───── СТРАНИЦА ─────

Мы знаем о металлах (почти) все

Философия металла

В ряду открытий, кардинально изменивших мир тысячелетия назад, одну из решающих позиций, без сомнения, занимает горно-металлургическое производство

Развитие человечества после бронзового века было обусловлено способностью находить металлоносные минералы и выплавлять из них металлы, а также искусством обработки последних и мастерством их использования. Именно металлы заложили основу современных цивилизаций, даже тех, что называются «постиндустриальными», поскольку ни одна из них не может обойтись без металлургии.

───── ИСХОДНЫЕ ДАННЫЕ ─────

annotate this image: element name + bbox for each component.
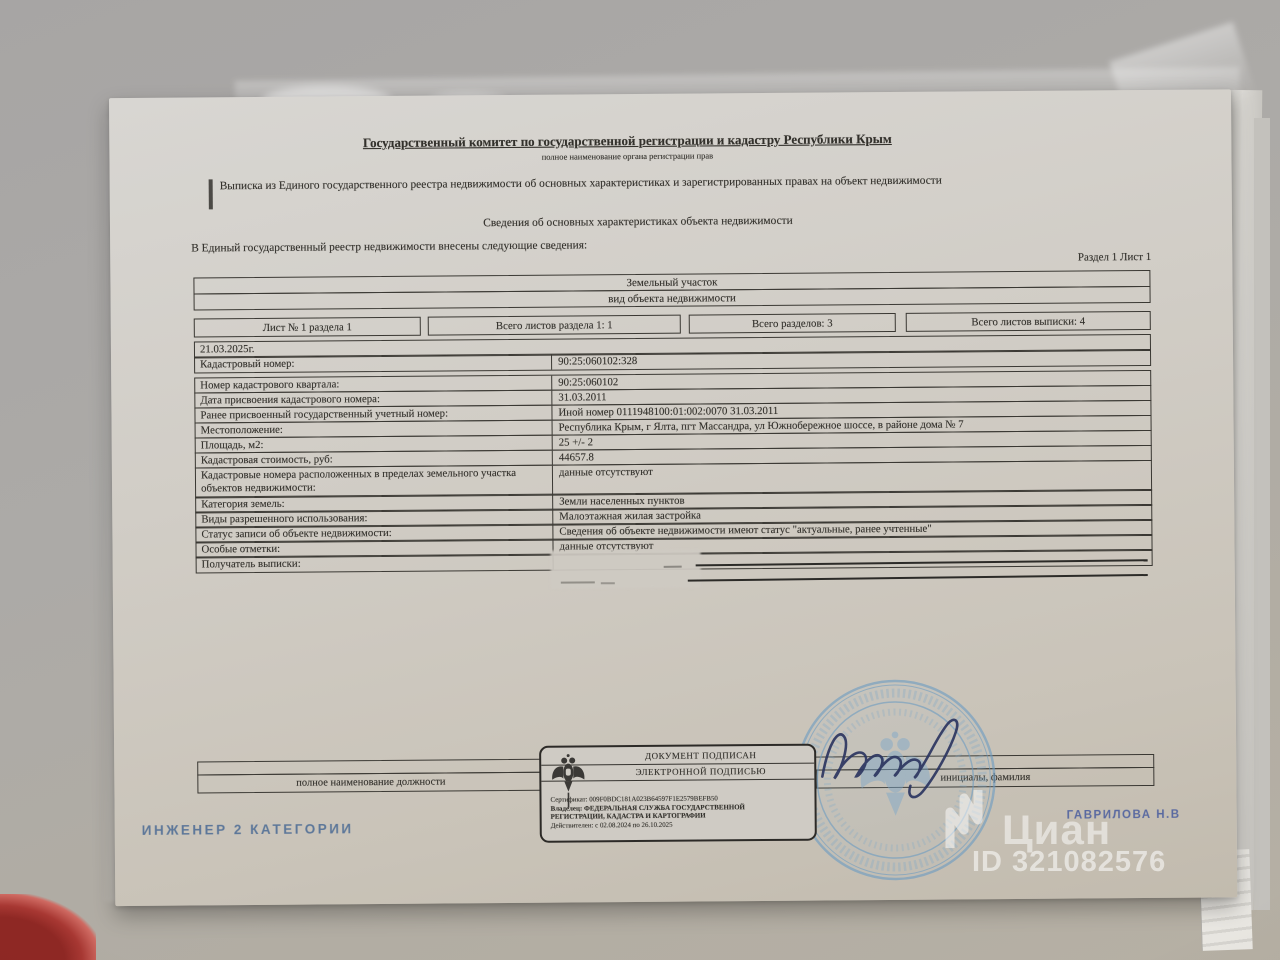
sheet-info-cell: Всего листов выписки: 4 xyxy=(906,311,1151,332)
watermark-id: ID 321082576 xyxy=(972,846,1166,879)
sheet-info-cell: Лист № 1 раздела 1 xyxy=(194,317,421,338)
sheet-info-cell: Всего разделов: 3 xyxy=(689,313,896,334)
esignature-box: ДОКУМЕНТ ПОДПИСАН ЭЛЕКТРОННОЙ ПОДПИСЬЮ С… xyxy=(539,744,817,843)
section-sheet-label: Раздел 1 Лист 1 xyxy=(898,251,1151,265)
photo-of-cadastre-extract: Государственный комитет по государственн… xyxy=(0,0,1280,960)
esign-line1: ДОКУМЕНТ ПОДПИСАН xyxy=(591,750,810,762)
faint-dash xyxy=(561,581,595,583)
faint-dash xyxy=(664,566,682,568)
esign-line2: ЭЛЕКТРОННОЙ ПОДПИСЬЮ xyxy=(591,766,810,778)
position-caption: полное наименование должности xyxy=(198,772,544,792)
faint-dash xyxy=(601,582,615,584)
esign-validity: Действителен: с 02.08.2024 по 26.10.2025 xyxy=(551,820,809,831)
esign-details: Сертификат: 009F0BDC181A023B64597F1E2579… xyxy=(550,795,808,831)
attributes-table: 21.03.2025г. Кадастровый номер:90:25:060… xyxy=(194,334,1153,573)
sheet-info-cell: Всего листов раздела 1: 1 xyxy=(428,315,681,336)
engineer-stamp-text: ИНЖЕНЕР 2 КАТЕГОРИИ xyxy=(142,821,354,838)
cian-logo-icon xyxy=(944,790,996,848)
margin-bar xyxy=(209,179,213,209)
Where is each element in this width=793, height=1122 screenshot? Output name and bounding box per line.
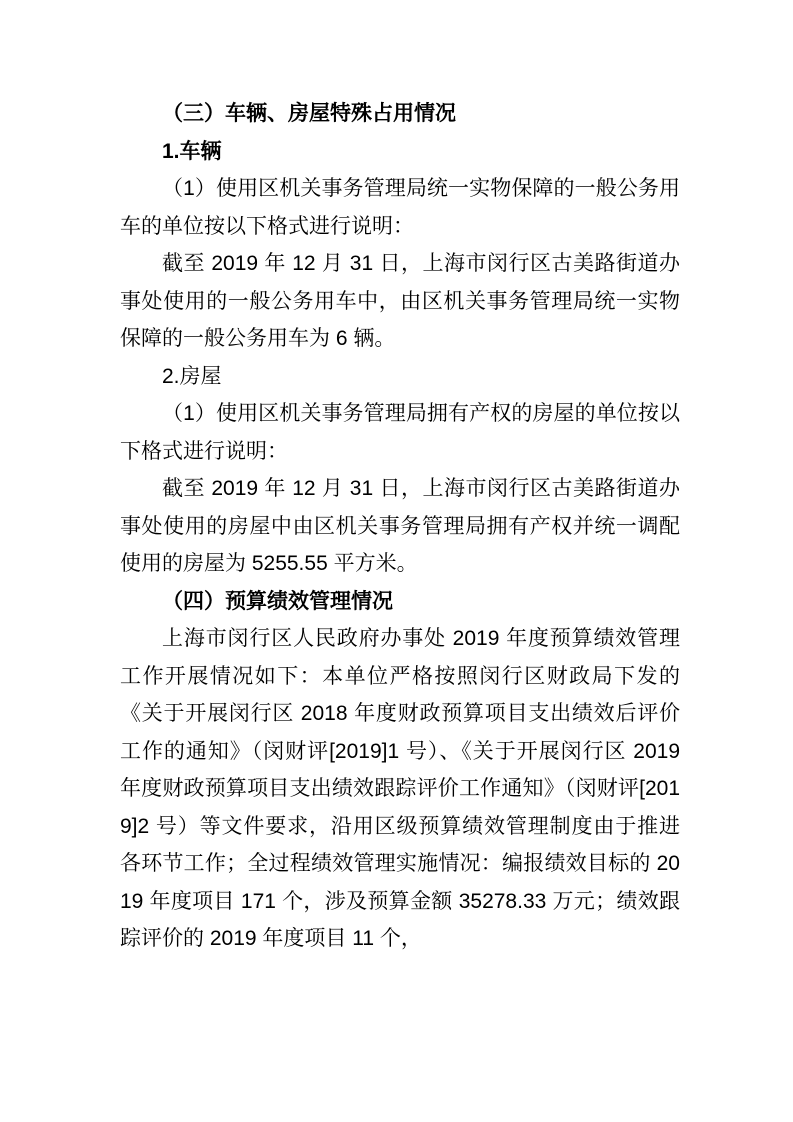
paragraph-housing-format: （1）使用区机关事务管理局拥有产权的房屋的单位按以下格式进行说明： xyxy=(120,395,680,470)
subsection-title-vehicles: 1.车辆 xyxy=(120,133,680,171)
section-heading-budget-performance: （四）预算绩效管理情况 xyxy=(120,583,680,621)
paragraph-vehicles-format: （1）使用区机关事务管理局统一实物保障的一般公务用车的单位按以下格式进行说明： xyxy=(120,170,680,245)
paragraph-budget-performance: 上海市闵行区人民政府办事处 2019 年度预算绩效管理工作开展情况如下：本单位严… xyxy=(120,620,680,958)
paragraph-vehicles-count: 截至 2019 年 12 月 31 日，上海市闵行区古美路街道办事处使用的一般公… xyxy=(120,245,680,358)
subsection-title-housing: 2.房屋 xyxy=(120,358,680,396)
section-heading-vehicles-housing: （三）车辆、房屋特殊占用情况 xyxy=(120,95,680,133)
document-page: （三）车辆、房屋特殊占用情况 1.车辆 （1）使用区机关事务管理局统一实物保障的… xyxy=(0,0,793,1122)
paragraph-housing-area: 截至 2019 年 12 月 31 日，上海市闵行区古美路街道办事处使用的房屋中… xyxy=(120,470,680,583)
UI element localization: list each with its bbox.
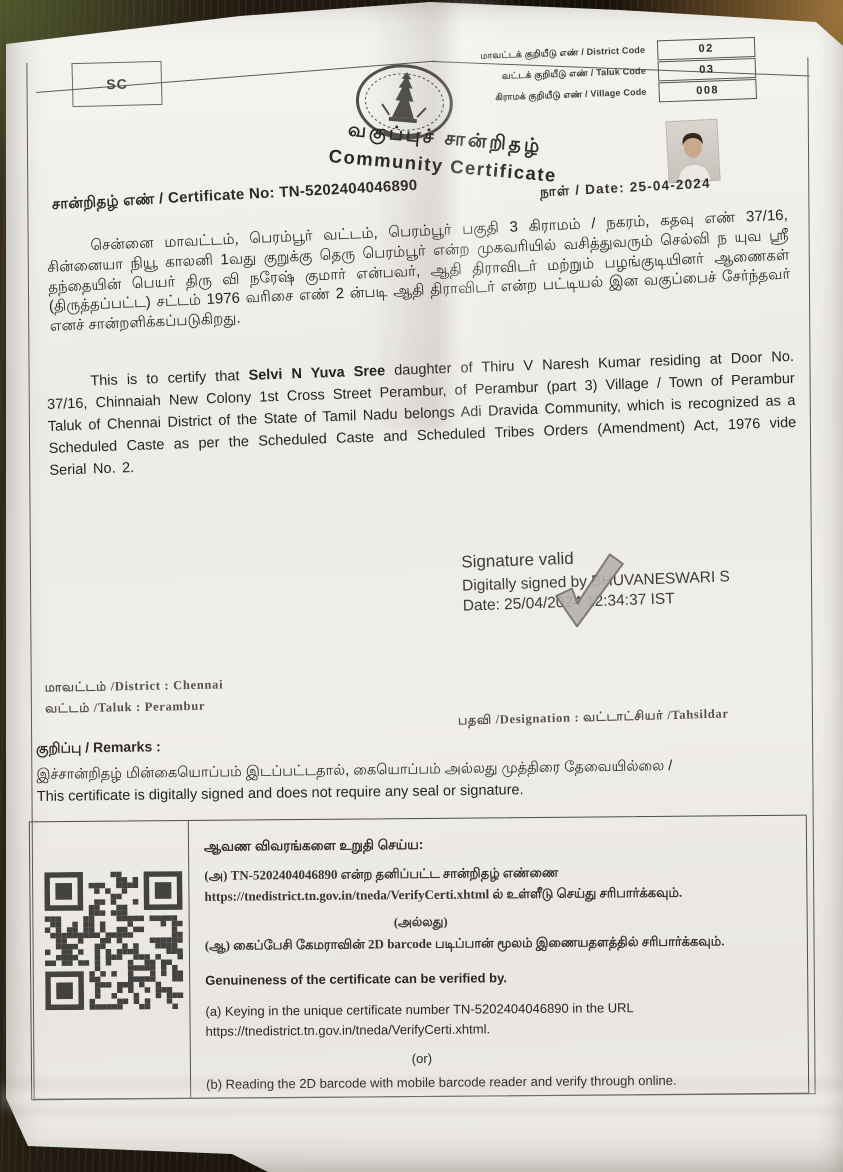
verify-heading-tamil: ஆவண விவரங்களை உறுதி செய்ய: bbox=[204, 834, 788, 857]
classification-label: SC bbox=[106, 76, 128, 93]
location-block: மாவட்டம் /District : Chennai வட்டம் /Tal… bbox=[45, 674, 224, 720]
certified-name: Selvi N Yuva Sree bbox=[248, 363, 385, 384]
body-en-prefix: This is to certify that bbox=[90, 368, 249, 390]
verify-or-tamil: (அல்லது) bbox=[275, 910, 567, 933]
village-code-value: 008 bbox=[658, 79, 757, 102]
verify-option-a-english: (a) Keying in the unique certificate num… bbox=[205, 996, 789, 1041]
classification-box: SC bbox=[71, 61, 162, 107]
district-code-label: மாவட்டக் குறியீடு எண் / District Code bbox=[467, 45, 645, 63]
verify-option-a-tamil: (அ) TN-5202404046890 என்ற தனிப்பட்ட சான்… bbox=[204, 861, 788, 908]
codes-table: மாவட்டக் குறியீடு எண் / District Code 02… bbox=[467, 37, 757, 110]
verification-box: ஆவண விவரங்களை உறுதி செய்ய: (அ) TN-520240… bbox=[29, 815, 809, 1101]
verification-text-column: ஆவண விவரங்களை உறுதி செய்ய: (அ) TN-520240… bbox=[204, 834, 790, 1095]
qr-code bbox=[44, 871, 183, 1010]
body-en-rest: daughter of Thiru V Naresh Kumar residin… bbox=[47, 349, 797, 479]
verify-option-b-tamil: (ஆ) கைப்பேசி கேமராவின் 2D barcode படிப்ப… bbox=[205, 930, 789, 956]
photo-face-icon bbox=[670, 128, 717, 182]
photographed-certificate: { "classification": "SC", "codes": [ {"l… bbox=[0, 0, 843, 1172]
qr-divider bbox=[188, 821, 191, 1098]
remarks-section: குறிப்பு / Remarks : இச்சான்றிதழ் மின்கை… bbox=[36, 729, 801, 805]
verify-or-english: (or) bbox=[276, 1048, 568, 1071]
village-code-label: கிராமக் குறியீடு எண் / Village Code bbox=[469, 87, 647, 105]
verify-heading-english: Genuineness of the certificate can be ve… bbox=[205, 966, 789, 991]
taluk-code-label: வட்டக் குறியீடு எண் / Taluk Code bbox=[468, 66, 646, 84]
signature-check-icon bbox=[541, 545, 629, 633]
district-line: மாவட்டம் /District : Chennai bbox=[45, 674, 224, 698]
taluk-line: வட்டம் /Taluk : Perambur bbox=[45, 696, 224, 720]
applicant-photo bbox=[665, 119, 720, 184]
district-code-value: 02 bbox=[657, 37, 756, 60]
taluk-code-value: 03 bbox=[658, 58, 757, 81]
verify-option-b-english: (b) Reading the 2D barcode with mobile b… bbox=[206, 1070, 790, 1095]
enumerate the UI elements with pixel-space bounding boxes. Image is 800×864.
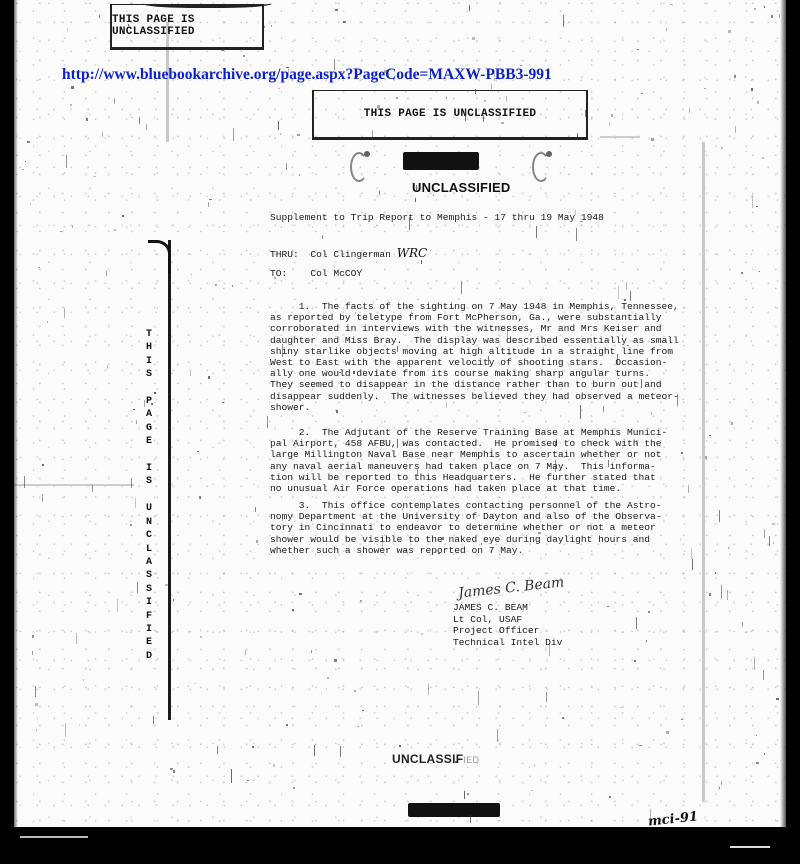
signature-line: Project Officer	[453, 625, 562, 637]
scan-artifact	[730, 846, 770, 848]
paragraph-line: tion will be reported to this Headquarte…	[270, 472, 667, 483]
routing-thru: THRU: Col Clingerman WRC	[270, 248, 427, 260]
paragraph-line: pal Airport, 458 AFBU, was contacted. He…	[270, 438, 667, 449]
paragraph-line: shower.	[270, 402, 679, 413]
vertical-unclassified-stamp: T H I S P A G E I S U N C L A S S I F I …	[142, 328, 156, 663]
signature-block: JAMES C. BEAMLt Col, USAFProject Officer…	[453, 602, 562, 648]
classification-header: UNCLASSIFIED	[412, 180, 510, 195]
punch-hole-left	[350, 152, 368, 182]
paragraph-line: 1. The facts of the sighting on 7 May 19…	[270, 301, 679, 312]
paragraph-line: large Millington Naval Base near Memphis…	[270, 449, 667, 460]
redaction-bar-bottom	[408, 803, 500, 817]
fold-line	[702, 142, 705, 802]
paragraph-line: corroborated in interviews with the witn…	[270, 323, 679, 334]
scan-border-left	[0, 0, 18, 864]
subject-line: Supplement to Trip Report to Memphis - 1…	[270, 212, 604, 223]
to-value: Col McCOY	[310, 268, 362, 279]
paper-curl	[142, 0, 272, 8]
fold-line	[600, 136, 640, 138]
paragraph-line: daughter and Miss Bray. The display was …	[270, 335, 679, 346]
paragraph-line: whether such a shower was reported on 7 …	[270, 545, 662, 556]
signature-line: JAMES C. BEAM	[453, 602, 562, 614]
fold-line	[14, 484, 134, 486]
classification-footer: UNCLASSIFIED	[392, 752, 479, 766]
unclassified-stamp-middle: THIS PAGE IS UNCLASSIFIED	[312, 90, 588, 140]
unclassified-stamp-top: THIS PAGE IS UNCLASSIFIED	[110, 4, 264, 50]
scan-artifact	[20, 836, 88, 838]
paper-curl	[148, 240, 171, 273]
thru-value: Col Clingerman	[310, 249, 391, 260]
footer-text: UNCLASSIFIED	[392, 752, 479, 766]
paragraph-line: nomy Department at the University of Day…	[270, 511, 662, 522]
paragraph-line: disappear suddenly. The witnesses believ…	[270, 391, 679, 402]
paragraph-line: 2. The Adjutant of the Reserve Training …	[270, 427, 667, 438]
paragraph-line: no unusual Air Force operations had take…	[270, 483, 667, 494]
signature-line: Lt Col, USAF	[453, 614, 562, 626]
thru-label: THRU:	[270, 249, 299, 260]
archive-url-link[interactable]: http://www.bluebookarchive.org/page.aspx…	[62, 66, 552, 84]
redaction-bar-top	[403, 152, 479, 170]
to-label: TO:	[270, 268, 287, 279]
stamp-text: THIS PAGE IS UNCLASSIFIED	[112, 14, 262, 38]
scan-border-bottom	[0, 828, 800, 864]
paragraph-line: as reported by teletype from Fort McPher…	[270, 312, 679, 323]
paragraph-line: shower would be visible to the naked eye…	[270, 534, 662, 545]
paragraph-line: They seemed to disappear in the distance…	[270, 379, 679, 390]
scan-border-right	[780, 0, 800, 864]
paragraph-line: tory in Cincinnati to endeavor to determ…	[270, 522, 662, 533]
routing-to: TO: Col McCOY	[270, 268, 362, 279]
signature-line: Technical Intel Div	[453, 637, 562, 649]
paragraph-3: 3. This office contemplates contacting p…	[270, 500, 662, 556]
punch-hole-right	[532, 152, 550, 182]
stamp-text: THIS PAGE IS UNCLASSIFIED	[364, 108, 537, 120]
paragraph-line: 3. This office contemplates contacting p…	[270, 500, 662, 511]
handwritten-initials: WRC	[397, 246, 428, 260]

─────

ЗАДАНИЕ →
Извлеките со страницы дословно отрывок от слов «Развитие человечества после» до слов «обойтись без металлургии.». Приведённый материал для работы не понадобится.

ОТВЕТ →
Развитие человечества после бронзового века было обусловлено способностью находить металлоносные минералы и выплавлять из них металлы, а также искусством обработки последних и мастерством их использования. Именно металлы заложили основу современных цивилизаций, даже тех, что называются «постиндустриальными», поскольку ни одна из них не может обойтись без металлургии.